ENUNCIADO: Según el fragmento sobre la obra de Jünger, ¿en qué año apareció Visita a Godenholín?

Los mapas de situación de su narrativa y su obra memorialística acusan colores cálidos, luces sugeridas, ritmos potentes. A veces se escora visiblemente hacia las grandes novelas alemanas "de formación" -hacia Hermann Hesse en Heliópolis (l949)-; sobre todo describe, pero el, en general, débil pulso narrativo de sus textos puede perlarse a veces de sobrecogedoras inminencias -Visita a Godenholín (1952)-. Sus novelas no suelen tener un patrón de acción demasiado complicado, pero contienen páginas que siguen emocionando por la autenticidad de lo vivido, y no sólo en su obra primera. Ha adoptado mucho de las tradiciones literarias alemanas que magnifican la guerra -Kleist-, a lo que no infrecuentemente incorpora bastante de lo que requería el imaginario de su público lector y destinatario: en los años veinte formaba parte del mismo un tal Adolf Hitler (con quien se escribía por entonces; y no es poco enigma, sin embargo, la intervención expresa y probada del hombre de Braunau, poco proclive a la piedad, como es conocido, para que se dejara incólume a Jünger en el turbión de ejecuciones que siguió en 1944 al atentado fallido de Stauffenberg). Bastante más que dudoso es ya que El trabajador haya sido escrito para servir de soporte teórico-programático al salvajismo que accedería al poder en enero de 1933. Son muy de época -y muy premonitorios- esos apuntes sobre la despersonalización derivada de las aplicaciones técnicas o sobre el cultivo inane de la velocidad. El quiebro temático vino bastante después, con la "sabiduría natural", la magia de las islas, el distanciamiento escéptico de la política.

MATERIAL PROPORCIONADO:
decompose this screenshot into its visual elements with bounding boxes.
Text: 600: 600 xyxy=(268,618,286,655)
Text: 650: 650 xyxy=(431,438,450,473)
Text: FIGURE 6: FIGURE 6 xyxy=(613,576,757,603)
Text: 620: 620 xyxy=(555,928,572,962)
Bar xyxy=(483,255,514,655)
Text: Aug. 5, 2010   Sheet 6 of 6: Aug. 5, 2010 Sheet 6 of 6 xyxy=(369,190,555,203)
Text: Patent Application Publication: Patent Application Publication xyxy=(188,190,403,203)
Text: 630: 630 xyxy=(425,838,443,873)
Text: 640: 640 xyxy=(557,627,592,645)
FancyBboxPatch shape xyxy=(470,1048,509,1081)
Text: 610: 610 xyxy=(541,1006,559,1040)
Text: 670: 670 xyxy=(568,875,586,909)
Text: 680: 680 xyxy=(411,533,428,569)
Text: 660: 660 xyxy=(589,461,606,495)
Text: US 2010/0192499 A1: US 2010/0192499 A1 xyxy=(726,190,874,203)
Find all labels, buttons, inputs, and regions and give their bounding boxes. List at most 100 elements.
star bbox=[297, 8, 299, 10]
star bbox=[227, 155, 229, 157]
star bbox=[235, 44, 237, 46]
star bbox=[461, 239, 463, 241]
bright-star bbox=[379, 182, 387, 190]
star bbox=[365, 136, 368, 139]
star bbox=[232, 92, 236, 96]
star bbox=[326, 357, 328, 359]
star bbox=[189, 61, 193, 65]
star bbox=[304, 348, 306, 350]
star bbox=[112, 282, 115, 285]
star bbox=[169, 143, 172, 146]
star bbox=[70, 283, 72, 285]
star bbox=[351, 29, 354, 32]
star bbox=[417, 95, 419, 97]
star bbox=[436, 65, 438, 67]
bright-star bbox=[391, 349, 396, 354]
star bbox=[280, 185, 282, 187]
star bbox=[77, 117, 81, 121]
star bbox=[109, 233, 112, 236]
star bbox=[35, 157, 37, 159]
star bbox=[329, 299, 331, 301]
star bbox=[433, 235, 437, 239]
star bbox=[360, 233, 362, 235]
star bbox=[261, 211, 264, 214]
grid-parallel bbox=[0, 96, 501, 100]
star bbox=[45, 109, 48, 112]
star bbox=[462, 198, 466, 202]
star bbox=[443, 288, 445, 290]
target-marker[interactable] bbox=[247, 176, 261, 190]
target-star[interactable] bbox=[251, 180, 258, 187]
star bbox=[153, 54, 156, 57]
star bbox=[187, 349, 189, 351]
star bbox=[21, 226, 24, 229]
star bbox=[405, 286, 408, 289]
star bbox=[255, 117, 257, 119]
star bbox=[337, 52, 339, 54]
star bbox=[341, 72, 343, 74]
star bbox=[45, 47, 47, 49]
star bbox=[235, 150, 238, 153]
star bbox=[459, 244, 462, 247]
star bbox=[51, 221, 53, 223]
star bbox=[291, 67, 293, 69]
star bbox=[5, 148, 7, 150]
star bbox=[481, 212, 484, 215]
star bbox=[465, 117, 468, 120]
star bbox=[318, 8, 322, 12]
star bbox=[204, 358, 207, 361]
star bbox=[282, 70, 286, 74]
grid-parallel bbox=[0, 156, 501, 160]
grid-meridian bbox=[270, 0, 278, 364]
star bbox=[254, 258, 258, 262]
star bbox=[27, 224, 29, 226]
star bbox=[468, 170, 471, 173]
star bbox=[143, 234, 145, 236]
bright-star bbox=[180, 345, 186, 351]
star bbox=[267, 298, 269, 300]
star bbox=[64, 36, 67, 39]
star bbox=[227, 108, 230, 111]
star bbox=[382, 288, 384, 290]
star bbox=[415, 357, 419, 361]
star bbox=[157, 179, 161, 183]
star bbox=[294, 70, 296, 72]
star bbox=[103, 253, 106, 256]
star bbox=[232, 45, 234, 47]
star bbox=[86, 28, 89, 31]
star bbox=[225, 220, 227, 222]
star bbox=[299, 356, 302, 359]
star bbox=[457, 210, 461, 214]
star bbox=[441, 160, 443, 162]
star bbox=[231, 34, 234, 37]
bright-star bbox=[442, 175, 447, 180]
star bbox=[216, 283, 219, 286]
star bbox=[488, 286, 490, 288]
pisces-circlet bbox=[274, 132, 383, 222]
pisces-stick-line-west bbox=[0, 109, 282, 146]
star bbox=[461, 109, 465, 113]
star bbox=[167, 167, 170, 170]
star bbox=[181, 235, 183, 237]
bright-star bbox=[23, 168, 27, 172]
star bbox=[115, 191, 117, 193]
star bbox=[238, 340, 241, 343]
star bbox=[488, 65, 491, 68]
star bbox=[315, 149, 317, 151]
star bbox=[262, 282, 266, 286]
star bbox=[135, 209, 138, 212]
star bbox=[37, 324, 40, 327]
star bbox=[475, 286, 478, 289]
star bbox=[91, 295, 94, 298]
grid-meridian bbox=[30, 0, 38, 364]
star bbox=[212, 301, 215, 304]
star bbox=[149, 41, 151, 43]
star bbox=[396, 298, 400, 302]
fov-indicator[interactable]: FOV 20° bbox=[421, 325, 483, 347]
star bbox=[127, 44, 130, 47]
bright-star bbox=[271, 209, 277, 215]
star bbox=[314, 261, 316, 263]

SOLUCIÓN DEL EJERCICIO: En 1952.